# AIM:
Extract every entry word for word. Skip the pictures.

********************

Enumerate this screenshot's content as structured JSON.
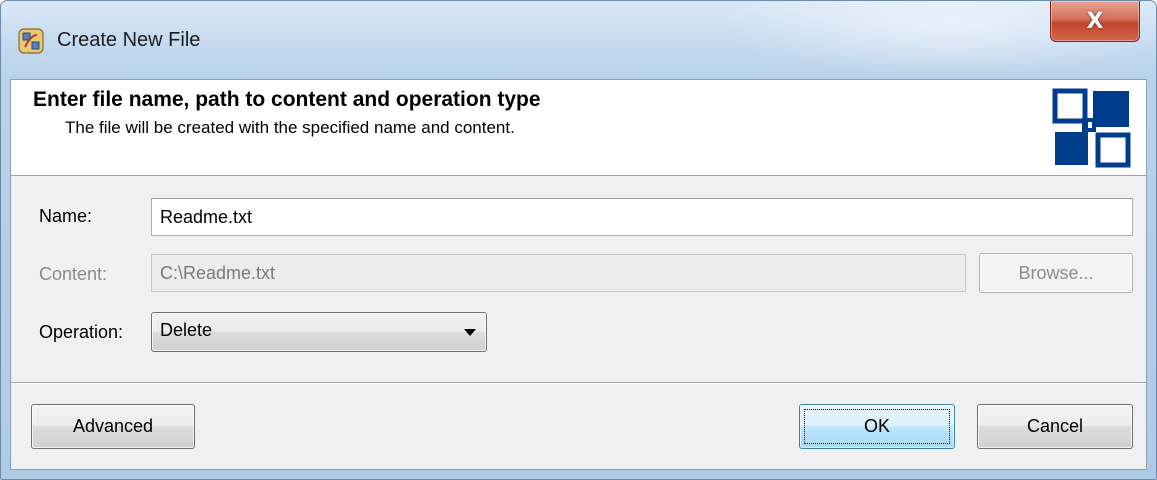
{
  "window": {
    "title": "Create New File",
    "close_symbol": "X",
    "icon": "app-tray-icon"
  },
  "header": {
    "title": "Enter file name, path to content and operation type",
    "subtitle": "The file will be created with the specified name and content.",
    "logo_icon": "squares-logo-icon"
  },
  "form": {
    "name": {
      "label": "Name:",
      "value": "Readme.txt"
    },
    "content": {
      "label": "Content:",
      "value": "C:\\Readme.txt",
      "browse_label": "Browse..."
    },
    "operation": {
      "label": "Operation:",
      "selected": "Delete"
    }
  },
  "footer": {
    "advanced_label": "Advanced",
    "ok_label": "OK",
    "cancel_label": "Cancel"
  },
  "colors": {
    "logo_blue": "#003c8c",
    "close_red": "#c2462e"
  }
}
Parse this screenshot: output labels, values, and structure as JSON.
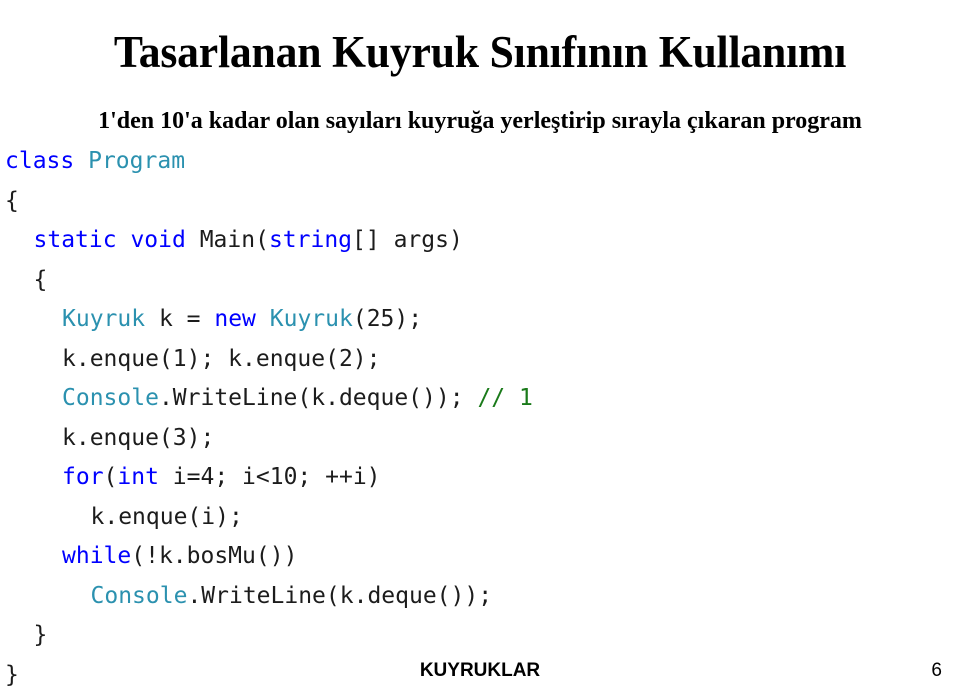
{
  "slide": {
    "title": "Tasarlanan Kuyruk Sınıfının Kullanımı",
    "subtitle": "1'den 10'a kadar olan sayıları kuyruğa yerleştirip sırayla çıkaran program",
    "background_color": "#FFFFFF"
  },
  "colors": {
    "keyword": "#0000FF",
    "type": "#2B91AF",
    "comment": "#1A7A1A",
    "plain": "#1C1C1C",
    "heading": "#000000"
  },
  "code": {
    "language": "csharp",
    "lines": [
      {
        "indent": 0,
        "tokens": [
          {
            "t": "class",
            "c": "kw"
          },
          {
            "t": " ",
            "c": "pln"
          },
          {
            "t": "Program",
            "c": "type"
          }
        ]
      },
      {
        "indent": 0,
        "tokens": [
          {
            "t": "{",
            "c": "pln"
          }
        ]
      },
      {
        "indent": 1,
        "tokens": [
          {
            "t": "static",
            "c": "kw"
          },
          {
            "t": " ",
            "c": "pln"
          },
          {
            "t": "void",
            "c": "kw"
          },
          {
            "t": " Main(",
            "c": "pln"
          },
          {
            "t": "string",
            "c": "kw"
          },
          {
            "t": "[] args)",
            "c": "pln"
          }
        ]
      },
      {
        "indent": 1,
        "tokens": [
          {
            "t": "{",
            "c": "pln"
          }
        ]
      },
      {
        "indent": 2,
        "tokens": [
          {
            "t": "Kuyruk",
            "c": "type"
          },
          {
            "t": " k = ",
            "c": "pln"
          },
          {
            "t": "new",
            "c": "kw"
          },
          {
            "t": " ",
            "c": "pln"
          },
          {
            "t": "Kuyruk",
            "c": "type"
          },
          {
            "t": "(25);",
            "c": "pln"
          }
        ]
      },
      {
        "indent": 2,
        "tokens": [
          {
            "t": "k.enque(1); k.enque(2);",
            "c": "pln"
          }
        ]
      },
      {
        "indent": 2,
        "tokens": [
          {
            "t": "Console",
            "c": "type"
          },
          {
            "t": ".WriteLine(k.deque()); ",
            "c": "pln"
          },
          {
            "t": "// 1",
            "c": "cmt"
          }
        ]
      },
      {
        "indent": 2,
        "tokens": [
          {
            "t": "k.enque(3);",
            "c": "pln"
          }
        ]
      },
      {
        "indent": 2,
        "tokens": [
          {
            "t": "for",
            "c": "kw"
          },
          {
            "t": "(",
            "c": "pln"
          },
          {
            "t": "int",
            "c": "kw"
          },
          {
            "t": " i=4; i<10; ++i)",
            "c": "pln"
          }
        ]
      },
      {
        "indent": 3,
        "tokens": [
          {
            "t": "k.enque(i);",
            "c": "pln"
          }
        ]
      },
      {
        "indent": 2,
        "tokens": [
          {
            "t": "while",
            "c": "kw"
          },
          {
            "t": "(!k.bosMu())",
            "c": "pln"
          }
        ]
      },
      {
        "indent": 3,
        "tokens": [
          {
            "t": "Console",
            "c": "type"
          },
          {
            "t": ".WriteLine(k.deque());",
            "c": "pln"
          }
        ]
      },
      {
        "indent": 1,
        "tokens": [
          {
            "t": "}",
            "c": "pln"
          }
        ]
      },
      {
        "indent": 0,
        "tokens": [
          {
            "t": "}",
            "c": "pln"
          }
        ]
      }
    ]
  },
  "footer": {
    "title": "KUYRUKLAR",
    "page_number": "6"
  }
}
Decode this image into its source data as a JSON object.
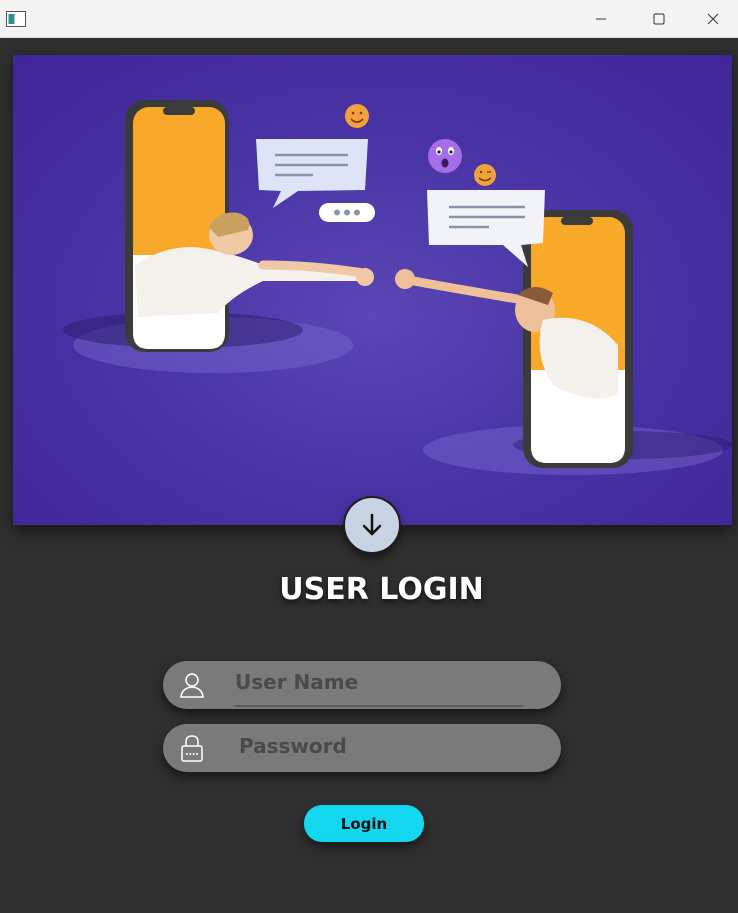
{
  "window": {
    "icon": "app-window-icon",
    "controls": [
      "minimize-icon",
      "maximize-icon",
      "close-icon"
    ]
  },
  "hero": {
    "illustration": "two-phones-chat-illustration",
    "accent": "#4a35a6",
    "phone_screen_color": "#f8a92a"
  },
  "login": {
    "title": "USER LOGIN",
    "username_placeholder": "User Name",
    "password_placeholder": "Password",
    "button_label": "Login",
    "button_color": "#12d7ee"
  },
  "icons": {
    "scroll": "arrow-down-icon",
    "user": "user-icon",
    "password": "lock-icon"
  }
}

********************

# OUTPUT:
Enumerate this screenshot's content as structured JSON.
{
  "window": {
    "title": "Create New File",
    "close_symbol": "X",
    "icon": "app-tray-icon"
  },
  "header": {
    "title": "Enter file name, path to content and operation type",
    "subtitle": "The file will be created with the specified name and content.",
    "logo_icon": "squares-logo-icon"
  },
  "form": {
    "name": {
      "label": "Name:",
      "value": "Readme.txt"
    },
    "content": {
      "label": "Content:",
      "value": "C:\\Readme.txt",
      "browse_label": "Browse..."
    },
    "operation": {
      "label": "Operation:",
      "selected": "Delete"
    }
  },
  "footer": {
    "advanced_label": "Advanced",
    "ok_label": "OK",
    "cancel_label": "Cancel"
  },
  "colors": {
    "logo_blue": "#003c8c",
    "close_red": "#c2462e"
  }
}
Parse this screenshot: output labels, values, and structure as JSON.
{
  "slide": {
    "title": "Tasarlanan Kuyruk Sınıfının Kullanımı",
    "subtitle": "1'den 10'a kadar olan sayıları kuyruğa yerleştirip sırayla çıkaran program",
    "background_color": "#FFFFFF"
  },
  "colors": {
    "keyword": "#0000FF",
    "type": "#2B91AF",
    "comment": "#1A7A1A",
    "plain": "#1C1C1C",
    "heading": "#000000"
  },
  "code": {
    "language": "csharp",
    "lines": [
      {
        "indent": 0,
        "tokens": [
          {
            "t": "class",
            "c": "kw"
          },
          {
            "t": " ",
            "c": "pln"
          },
          {
            "t": "Program",
            "c": "type"
          }
        ]
      },
      {
        "indent": 0,
        "tokens": [
          {
            "t": "{",
            "c": "pln"
          }
        ]
      },
      {
        "indent": 1,
        "tokens": [
          {
            "t": "static",
            "c": "kw"
          },
          {
            "t": " ",
            "c": "pln"
          },
          {
            "t": "void",
            "c": "kw"
          },
          {
            "t": " Main(",
            "c": "pln"
          },
          {
            "t": "string",
            "c": "kw"
          },
          {
            "t": "[] args)",
            "c": "pln"
          }
        ]
      },
      {
        "indent": 1,
        "tokens": [
          {
            "t": "{",
            "c": "pln"
          }
        ]
      },
      {
        "indent": 2,
        "tokens": [
          {
            "t": "Kuyruk",
            "c": "type"
          },
          {
            "t": " k = ",
            "c": "pln"
          },
          {
            "t": "new",
            "c": "kw"
          },
          {
            "t": " ",
            "c": "pln"
          },
          {
            "t": "Kuyruk",
            "c": "type"
          },
          {
            "t": "(25);",
            "c": "pln"
          }
        ]
      },
      {
        "indent": 2,
        "tokens": [
          {
            "t": "k.enque(1); k.enque(2);",
            "c": "pln"
          }
        ]
      },
      {
        "indent": 2,
        "tokens": [
          {
            "t": "Console",
            "c": "type"
          },
          {
            "t": ".WriteLine(k.deque()); ",
            "c": "pln"
          },
          {
            "t": "// 1",
            "c": "cmt"
          }
        ]
      },
      {
        "indent": 2,
        "tokens": [
          {
            "t": "k.enque(3);",
            "c": "pln"
          }
        ]
      },
      {
        "indent": 2,
        "tokens": [
          {
            "t": "for",
            "c": "kw"
          },
          {
            "t": "(",
            "c": "pln"
          },
          {
            "t": "int",
            "c": "kw"
          },
          {
            "t": " i=4; i<10; ++i)",
            "c": "pln"
          }
        ]
      },
      {
        "indent": 3,
        "tokens": [
          {
            "t": "k.enque(i);",
            "c": "pln"
          }
        ]
      },
      {
        "indent": 2,
        "tokens": [
          {
            "t": "while",
            "c": "kw"
          },
          {
            "t": "(!k.bosMu())",
            "c": "pln"
          }
        ]
      },
      {
        "indent": 3,
        "tokens": [
          {
            "t": "Console",
            "c": "type"
          },
          {
            "t": ".WriteLine(k.deque());",
            "c": "pln"
          }
        ]
      },
      {
        "indent": 1,
        "tokens": [
          {
            "t": "}",
            "c": "pln"
          }
        ]
      },
      {
        "indent": 0,
        "tokens": [
          {
            "t": "}",
            "c": "pln"
          }
        ]
      }
    ]
  },
  "footer": {
    "title": "KUYRUKLAR",
    "page_number": "6"
  }
}
Decode this image into its source data as a JSON object.
{
  "window": {
    "icon": "app-window-icon",
    "controls": [
      "minimize-icon",
      "maximize-icon",
      "close-icon"
    ]
  },
  "hero": {
    "illustration": "two-phones-chat-illustration",
    "accent": "#4a35a6",
    "phone_screen_color": "#f8a92a"
  },
  "login": {
    "title": "USER LOGIN",
    "username_placeholder": "User Name",
    "password_placeholder": "Password",
    "button_label": "Login",
    "button_color": "#12d7ee"
  },
  "icons": {
    "scroll": "arrow-down-icon",
    "user": "user-icon",
    "password": "lock-icon"
  }
}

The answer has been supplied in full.